SUPPLIED ENTRIES:
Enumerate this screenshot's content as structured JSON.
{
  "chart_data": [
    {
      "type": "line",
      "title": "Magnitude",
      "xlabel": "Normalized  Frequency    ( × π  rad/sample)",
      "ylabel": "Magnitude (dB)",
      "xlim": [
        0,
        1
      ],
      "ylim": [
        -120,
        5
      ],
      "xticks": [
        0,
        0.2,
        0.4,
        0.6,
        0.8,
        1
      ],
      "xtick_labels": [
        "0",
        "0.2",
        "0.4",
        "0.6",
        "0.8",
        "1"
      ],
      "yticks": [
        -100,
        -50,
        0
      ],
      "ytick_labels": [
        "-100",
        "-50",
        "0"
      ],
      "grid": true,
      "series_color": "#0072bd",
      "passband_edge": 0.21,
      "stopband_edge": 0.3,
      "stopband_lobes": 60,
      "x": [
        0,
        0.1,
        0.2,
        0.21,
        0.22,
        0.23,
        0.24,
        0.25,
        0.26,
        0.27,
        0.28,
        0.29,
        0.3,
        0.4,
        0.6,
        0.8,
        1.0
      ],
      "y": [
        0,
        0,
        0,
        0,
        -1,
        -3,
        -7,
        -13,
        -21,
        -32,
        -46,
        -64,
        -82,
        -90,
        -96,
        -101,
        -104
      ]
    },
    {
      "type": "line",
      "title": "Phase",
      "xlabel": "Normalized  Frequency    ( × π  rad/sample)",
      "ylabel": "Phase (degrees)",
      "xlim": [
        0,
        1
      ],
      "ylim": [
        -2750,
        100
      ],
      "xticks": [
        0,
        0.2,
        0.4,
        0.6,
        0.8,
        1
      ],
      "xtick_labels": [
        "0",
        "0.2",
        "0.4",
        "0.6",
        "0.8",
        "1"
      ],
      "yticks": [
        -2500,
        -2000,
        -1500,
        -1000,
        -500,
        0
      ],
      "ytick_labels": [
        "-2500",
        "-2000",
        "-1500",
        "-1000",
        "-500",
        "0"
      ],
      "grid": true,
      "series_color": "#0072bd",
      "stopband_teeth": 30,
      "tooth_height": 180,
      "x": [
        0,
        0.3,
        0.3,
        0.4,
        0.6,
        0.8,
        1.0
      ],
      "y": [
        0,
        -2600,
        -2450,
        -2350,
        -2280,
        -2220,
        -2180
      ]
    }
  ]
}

YOUR INSTRUCTIONS: Each line above must be reproduced exactly as it stands.

RESPONSE TO THE TASK:
Enumerate this screenshot's content as structured JSON.
{
  "chart_data": [
    {
      "type": "line",
      "title": "Magnitude",
      "xlabel": "Normalized  Frequency    ( × π  rad/sample)",
      "ylabel": "Magnitude (dB)",
      "xlim": [
        0,
        1
      ],
      "ylim": [
        -120,
        5
      ],
      "xticks": [
        0,
        0.2,
        0.4,
        0.6,
        0.8,
        1
      ],
      "xtick_labels": [
        "0",
        "0.2",
        "0.4",
        "0.6",
        "0.8",
        "1"
      ],
      "yticks": [
        -100,
        -50,
        0
      ],
      "ytick_labels": [
        "-100",
        "-50",
        "0"
      ],
      "grid": true,
      "series_color": "#0072bd",
      "passband_edge": 0.21,
      "stopband_edge": 0.3,
      "stopband_lobes": 60,
      "x": [
        0,
        0.1,
        0.2,
        0.21,
        0.22,
        0.23,
        0.24,
        0.25,
        0.26,
        0.27,
        0.28,
        0.29,
        0.3,
        0.4,
        0.6,
        0.8,
        1.0
      ],
      "y": [
        0,
        0,
        0,
        0,
        -1,
        -3,
        -7,
        -13,
        -21,
        -32,
        -46,
        -64,
        -82,
        -90,
        -96,
        -101,
        -104
      ]
    },
    {
      "type": "line",
      "title": "Phase",
      "xlabel": "Normalized  Frequency    ( × π  rad/sample)",
      "ylabel": "Phase (degrees)",
      "xlim": [
        0,
        1
      ],
      "ylim": [
        -2750,
        100
      ],
      "xticks": [
        0,
        0.2,
        0.4,
        0.6,
        0.8,
        1
      ],
      "xtick_labels": [
        "0",
        "0.2",
        "0.4",
        "0.6",
        "0.8",
        "1"
      ],
      "yticks": [
        -2500,
        -2000,
        -1500,
        -1000,
        -500,
        0
      ],
      "ytick_labels": [
        "-2500",
        "-2000",
        "-1500",
        "-1000",
        "-500",
        "0"
      ],
      "grid": true,
      "series_color": "#0072bd",
      "stopband_teeth": 30,
      "tooth_height": 180,
      "x": [
        0,
        0.3,
        0.3,
        0.4,
        0.6,
        0.8,
        1.0
      ],
      "y": [
        0,
        -2600,
        -2450,
        -2350,
        -2280,
        -2220,
        -2180
      ]
    }
  ]
}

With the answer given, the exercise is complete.